+++ Data for the task +++
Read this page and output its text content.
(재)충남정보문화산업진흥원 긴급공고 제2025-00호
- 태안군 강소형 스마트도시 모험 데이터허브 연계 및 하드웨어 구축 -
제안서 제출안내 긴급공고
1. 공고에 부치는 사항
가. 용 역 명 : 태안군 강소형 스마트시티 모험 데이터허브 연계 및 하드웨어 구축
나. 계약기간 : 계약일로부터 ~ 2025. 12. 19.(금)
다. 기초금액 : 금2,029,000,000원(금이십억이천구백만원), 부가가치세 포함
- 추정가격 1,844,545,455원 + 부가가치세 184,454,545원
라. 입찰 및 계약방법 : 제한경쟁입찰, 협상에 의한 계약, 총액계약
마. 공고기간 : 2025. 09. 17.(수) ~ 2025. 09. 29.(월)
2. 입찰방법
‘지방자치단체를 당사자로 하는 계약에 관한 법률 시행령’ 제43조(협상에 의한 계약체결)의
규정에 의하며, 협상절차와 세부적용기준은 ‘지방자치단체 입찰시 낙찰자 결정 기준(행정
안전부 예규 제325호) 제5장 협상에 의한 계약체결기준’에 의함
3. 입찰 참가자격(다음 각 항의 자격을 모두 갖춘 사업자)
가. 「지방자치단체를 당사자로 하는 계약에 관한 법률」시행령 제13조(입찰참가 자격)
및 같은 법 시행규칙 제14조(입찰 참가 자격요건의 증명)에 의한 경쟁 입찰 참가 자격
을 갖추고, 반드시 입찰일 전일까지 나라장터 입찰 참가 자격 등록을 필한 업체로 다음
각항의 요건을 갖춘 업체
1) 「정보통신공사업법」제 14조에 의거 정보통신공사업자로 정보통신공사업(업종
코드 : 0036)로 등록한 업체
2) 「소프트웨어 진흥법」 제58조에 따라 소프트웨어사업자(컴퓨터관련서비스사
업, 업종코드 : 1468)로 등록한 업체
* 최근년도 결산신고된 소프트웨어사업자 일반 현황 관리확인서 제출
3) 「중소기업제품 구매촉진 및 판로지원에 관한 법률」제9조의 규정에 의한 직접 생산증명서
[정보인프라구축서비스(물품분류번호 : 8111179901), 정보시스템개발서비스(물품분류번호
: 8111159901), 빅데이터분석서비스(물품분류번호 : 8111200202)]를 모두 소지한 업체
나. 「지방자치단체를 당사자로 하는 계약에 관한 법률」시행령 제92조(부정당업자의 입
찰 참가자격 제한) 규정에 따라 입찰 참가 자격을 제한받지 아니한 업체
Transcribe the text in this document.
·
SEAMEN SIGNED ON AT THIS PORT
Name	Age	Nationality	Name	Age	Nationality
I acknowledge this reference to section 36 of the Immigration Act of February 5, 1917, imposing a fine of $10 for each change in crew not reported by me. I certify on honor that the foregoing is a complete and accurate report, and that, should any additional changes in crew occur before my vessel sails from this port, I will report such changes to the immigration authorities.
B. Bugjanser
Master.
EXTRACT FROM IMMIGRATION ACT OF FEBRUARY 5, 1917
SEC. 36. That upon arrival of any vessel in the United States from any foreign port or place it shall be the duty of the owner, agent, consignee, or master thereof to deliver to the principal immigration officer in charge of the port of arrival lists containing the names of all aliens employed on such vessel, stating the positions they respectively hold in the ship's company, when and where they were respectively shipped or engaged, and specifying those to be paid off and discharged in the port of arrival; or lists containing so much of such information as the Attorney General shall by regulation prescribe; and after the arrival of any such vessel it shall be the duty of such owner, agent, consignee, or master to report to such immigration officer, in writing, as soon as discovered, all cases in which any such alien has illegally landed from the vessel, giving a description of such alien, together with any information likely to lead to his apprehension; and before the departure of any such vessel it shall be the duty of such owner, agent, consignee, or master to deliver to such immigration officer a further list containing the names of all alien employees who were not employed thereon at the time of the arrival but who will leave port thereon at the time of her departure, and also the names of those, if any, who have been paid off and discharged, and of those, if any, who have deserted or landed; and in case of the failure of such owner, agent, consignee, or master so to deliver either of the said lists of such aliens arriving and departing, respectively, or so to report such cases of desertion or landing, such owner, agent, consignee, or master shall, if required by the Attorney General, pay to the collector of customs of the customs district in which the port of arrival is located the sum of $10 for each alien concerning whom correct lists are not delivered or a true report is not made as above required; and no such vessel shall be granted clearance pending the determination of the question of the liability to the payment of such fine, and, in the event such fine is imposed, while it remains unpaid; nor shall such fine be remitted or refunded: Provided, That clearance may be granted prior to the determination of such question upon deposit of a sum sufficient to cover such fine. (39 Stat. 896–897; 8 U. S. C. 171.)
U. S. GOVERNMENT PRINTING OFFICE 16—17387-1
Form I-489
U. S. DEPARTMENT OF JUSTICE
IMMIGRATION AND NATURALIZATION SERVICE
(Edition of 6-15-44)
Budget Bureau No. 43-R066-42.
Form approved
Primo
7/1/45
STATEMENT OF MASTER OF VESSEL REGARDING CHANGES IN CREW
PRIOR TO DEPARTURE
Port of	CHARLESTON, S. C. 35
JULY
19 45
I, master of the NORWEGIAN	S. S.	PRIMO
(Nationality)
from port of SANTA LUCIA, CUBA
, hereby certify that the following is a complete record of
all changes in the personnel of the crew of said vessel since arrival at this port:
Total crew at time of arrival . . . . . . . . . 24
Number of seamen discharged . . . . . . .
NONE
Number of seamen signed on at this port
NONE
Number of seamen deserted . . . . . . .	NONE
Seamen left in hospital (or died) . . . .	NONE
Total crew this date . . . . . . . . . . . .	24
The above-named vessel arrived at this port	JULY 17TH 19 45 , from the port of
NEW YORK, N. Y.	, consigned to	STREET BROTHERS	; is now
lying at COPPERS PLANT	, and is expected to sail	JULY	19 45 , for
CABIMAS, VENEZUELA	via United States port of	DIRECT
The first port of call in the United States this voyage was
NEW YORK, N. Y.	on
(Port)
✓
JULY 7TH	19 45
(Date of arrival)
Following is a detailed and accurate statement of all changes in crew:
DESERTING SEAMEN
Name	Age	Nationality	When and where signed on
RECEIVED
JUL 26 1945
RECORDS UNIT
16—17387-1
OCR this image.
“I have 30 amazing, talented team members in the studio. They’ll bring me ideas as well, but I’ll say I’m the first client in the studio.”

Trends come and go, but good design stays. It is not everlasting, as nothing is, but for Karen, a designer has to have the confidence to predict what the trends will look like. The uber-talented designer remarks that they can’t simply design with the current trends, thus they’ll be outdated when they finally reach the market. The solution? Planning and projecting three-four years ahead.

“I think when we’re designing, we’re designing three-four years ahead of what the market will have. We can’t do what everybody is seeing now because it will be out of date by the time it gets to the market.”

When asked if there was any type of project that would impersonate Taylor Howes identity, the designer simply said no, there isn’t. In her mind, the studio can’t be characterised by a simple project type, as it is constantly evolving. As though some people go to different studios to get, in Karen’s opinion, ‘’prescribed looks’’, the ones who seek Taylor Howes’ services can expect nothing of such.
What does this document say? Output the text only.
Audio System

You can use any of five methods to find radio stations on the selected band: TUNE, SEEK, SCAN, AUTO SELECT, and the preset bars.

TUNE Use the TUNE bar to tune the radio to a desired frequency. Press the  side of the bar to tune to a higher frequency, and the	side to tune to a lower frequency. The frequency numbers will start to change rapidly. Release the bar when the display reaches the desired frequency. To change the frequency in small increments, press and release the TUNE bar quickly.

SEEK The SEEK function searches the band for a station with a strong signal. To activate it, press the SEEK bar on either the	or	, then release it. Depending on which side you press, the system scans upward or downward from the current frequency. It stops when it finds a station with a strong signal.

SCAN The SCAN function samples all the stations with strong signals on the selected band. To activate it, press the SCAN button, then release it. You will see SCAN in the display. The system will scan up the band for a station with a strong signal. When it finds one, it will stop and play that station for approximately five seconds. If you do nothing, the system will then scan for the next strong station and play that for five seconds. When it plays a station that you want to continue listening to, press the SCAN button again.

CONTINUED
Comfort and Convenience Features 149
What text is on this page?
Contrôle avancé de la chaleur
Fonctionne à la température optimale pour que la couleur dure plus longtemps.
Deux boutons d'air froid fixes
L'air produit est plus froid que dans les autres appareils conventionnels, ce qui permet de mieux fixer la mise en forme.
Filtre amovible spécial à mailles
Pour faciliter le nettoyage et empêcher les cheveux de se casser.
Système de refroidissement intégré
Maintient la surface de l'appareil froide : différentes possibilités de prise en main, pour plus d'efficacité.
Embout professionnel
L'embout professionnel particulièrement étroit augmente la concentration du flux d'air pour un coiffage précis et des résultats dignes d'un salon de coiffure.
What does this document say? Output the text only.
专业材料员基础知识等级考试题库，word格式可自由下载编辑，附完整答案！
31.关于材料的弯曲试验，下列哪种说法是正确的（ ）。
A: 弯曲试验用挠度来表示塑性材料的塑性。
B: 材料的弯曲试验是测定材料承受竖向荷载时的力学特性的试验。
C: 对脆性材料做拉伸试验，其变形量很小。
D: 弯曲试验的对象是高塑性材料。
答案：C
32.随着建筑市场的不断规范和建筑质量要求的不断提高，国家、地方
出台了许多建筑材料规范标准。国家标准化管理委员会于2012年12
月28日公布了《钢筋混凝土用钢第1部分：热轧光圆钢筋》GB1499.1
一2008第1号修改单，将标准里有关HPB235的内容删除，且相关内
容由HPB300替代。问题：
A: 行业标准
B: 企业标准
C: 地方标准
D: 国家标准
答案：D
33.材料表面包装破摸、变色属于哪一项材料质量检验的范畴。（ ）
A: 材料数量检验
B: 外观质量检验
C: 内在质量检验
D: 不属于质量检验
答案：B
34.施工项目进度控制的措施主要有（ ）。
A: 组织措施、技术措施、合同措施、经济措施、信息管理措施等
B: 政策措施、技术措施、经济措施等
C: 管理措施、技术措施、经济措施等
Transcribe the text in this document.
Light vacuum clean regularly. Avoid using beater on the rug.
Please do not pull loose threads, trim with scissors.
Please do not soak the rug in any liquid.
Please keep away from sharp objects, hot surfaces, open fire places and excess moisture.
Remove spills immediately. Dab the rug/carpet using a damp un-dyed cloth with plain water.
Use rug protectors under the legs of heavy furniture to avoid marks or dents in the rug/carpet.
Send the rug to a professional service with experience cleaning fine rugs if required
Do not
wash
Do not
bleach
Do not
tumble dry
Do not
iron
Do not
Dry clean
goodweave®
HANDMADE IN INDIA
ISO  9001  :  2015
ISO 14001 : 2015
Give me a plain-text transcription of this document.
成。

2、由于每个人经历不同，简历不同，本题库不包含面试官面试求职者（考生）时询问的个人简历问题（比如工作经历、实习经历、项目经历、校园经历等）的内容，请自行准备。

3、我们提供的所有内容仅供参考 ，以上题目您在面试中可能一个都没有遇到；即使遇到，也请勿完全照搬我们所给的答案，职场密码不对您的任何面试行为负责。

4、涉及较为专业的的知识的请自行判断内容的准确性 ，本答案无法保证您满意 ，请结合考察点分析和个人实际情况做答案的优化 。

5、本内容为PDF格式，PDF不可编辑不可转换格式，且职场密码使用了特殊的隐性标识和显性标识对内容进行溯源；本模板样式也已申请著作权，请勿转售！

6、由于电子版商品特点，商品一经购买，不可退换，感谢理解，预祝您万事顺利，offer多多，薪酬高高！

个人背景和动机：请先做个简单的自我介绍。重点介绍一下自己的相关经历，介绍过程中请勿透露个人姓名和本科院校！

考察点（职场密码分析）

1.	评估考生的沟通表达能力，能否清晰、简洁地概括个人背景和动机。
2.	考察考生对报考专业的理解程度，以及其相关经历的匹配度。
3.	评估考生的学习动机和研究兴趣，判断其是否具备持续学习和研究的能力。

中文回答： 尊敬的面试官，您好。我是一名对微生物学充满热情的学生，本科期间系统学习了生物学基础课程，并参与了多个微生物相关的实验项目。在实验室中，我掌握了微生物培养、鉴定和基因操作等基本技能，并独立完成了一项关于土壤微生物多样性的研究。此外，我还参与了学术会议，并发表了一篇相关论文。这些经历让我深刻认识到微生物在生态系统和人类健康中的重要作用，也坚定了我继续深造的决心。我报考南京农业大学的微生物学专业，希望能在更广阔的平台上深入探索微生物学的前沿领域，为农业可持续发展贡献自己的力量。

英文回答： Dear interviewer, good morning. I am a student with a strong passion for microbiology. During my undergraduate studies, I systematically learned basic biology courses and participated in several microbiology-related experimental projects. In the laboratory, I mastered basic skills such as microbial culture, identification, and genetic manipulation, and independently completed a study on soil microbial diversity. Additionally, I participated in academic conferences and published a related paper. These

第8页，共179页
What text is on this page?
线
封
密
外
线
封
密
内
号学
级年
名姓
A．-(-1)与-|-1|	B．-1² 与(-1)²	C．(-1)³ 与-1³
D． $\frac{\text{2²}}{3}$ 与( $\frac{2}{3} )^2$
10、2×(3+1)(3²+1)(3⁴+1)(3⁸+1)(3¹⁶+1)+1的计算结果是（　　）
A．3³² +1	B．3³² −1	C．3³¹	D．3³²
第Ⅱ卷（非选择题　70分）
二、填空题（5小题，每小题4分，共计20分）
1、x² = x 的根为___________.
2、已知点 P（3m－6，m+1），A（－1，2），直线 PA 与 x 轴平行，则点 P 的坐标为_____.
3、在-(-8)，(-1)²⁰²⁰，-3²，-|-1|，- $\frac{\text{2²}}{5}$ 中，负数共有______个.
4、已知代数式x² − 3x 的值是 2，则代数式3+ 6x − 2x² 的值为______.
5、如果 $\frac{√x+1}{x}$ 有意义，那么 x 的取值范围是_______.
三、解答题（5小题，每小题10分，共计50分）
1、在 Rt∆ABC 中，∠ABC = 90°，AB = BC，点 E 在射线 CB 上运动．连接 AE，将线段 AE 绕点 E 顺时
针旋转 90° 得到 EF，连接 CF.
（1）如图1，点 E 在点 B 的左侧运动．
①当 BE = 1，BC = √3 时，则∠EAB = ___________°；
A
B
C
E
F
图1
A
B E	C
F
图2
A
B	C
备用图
+++
Task requirements — Keep only those lines of the records that hold "accurate", and return them.

Written solution —
I acknowledge this reference to section 36 of the Immigration Act of February 5, 1917, imposing a fine of $10 for each change in crew not reported by me. I certify on honor that the foregoing is a complete and accurate report, and that, should any additional changes in crew occur before my vessel sails from this port, I will report such changes to the immigration authorities.
Following is a detailed and accurate statement of all changes in crew:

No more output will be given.